**Do this**
Tally the lines containing the word "label", and report the tally alone.

**Given data**
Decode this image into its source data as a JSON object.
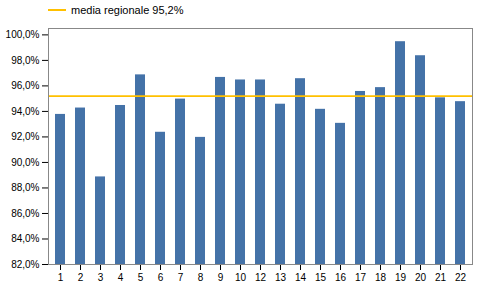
{
  "chart_data": {
    "type": "bar",
    "categories": [
      "1",
      "2",
      "3",
      "4",
      "5",
      "6",
      "7",
      "8",
      "9",
      "10",
      "12",
      "13",
      "14",
      "15",
      "16",
      "17",
      "18",
      "19",
      "20",
      "21",
      "22"
    ],
    "values": [
      0.94,
      0.945,
      0.891,
      0.947,
      0.971,
      0.926,
      0.952,
      0.922,
      0.969,
      0.967,
      0.967,
      0.948,
      0.968,
      0.944,
      0.933,
      0.958,
      0.961,
      0.997,
      0.986,
      0.953,
      0.95
    ],
    "color": "#4472a8",
    "reference_lines": [
      {
        "name": "media regionale 95,2%",
        "value": 0.952,
        "color": "#FFC000"
      }
    ],
    "legend": "upper left",
    "ylim": [
      0.82,
      1.005
    ],
    "yticks": [
      {
        "value": 0.82,
        "label": "82,0%"
      },
      {
        "value": 0.84,
        "label": "84,0%"
      },
      {
        "value": 0.86,
        "label": "86,0%"
      },
      {
        "value": 0.88,
        "label": "88,0%"
      },
      {
        "value": 0.9,
        "label": "90,0%"
      },
      {
        "value": 0.92,
        "label": "92,0%"
      },
      {
        "value": 0.94,
        "label": "94,0%"
      },
      {
        "value": 0.96,
        "label": "96,0%"
      },
      {
        "value": 0.98,
        "label": "98,0%"
      },
      {
        "value": 1.0,
        "label": "100,0%"
      }
    ],
    "grid": false
  }
}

**The answer**
10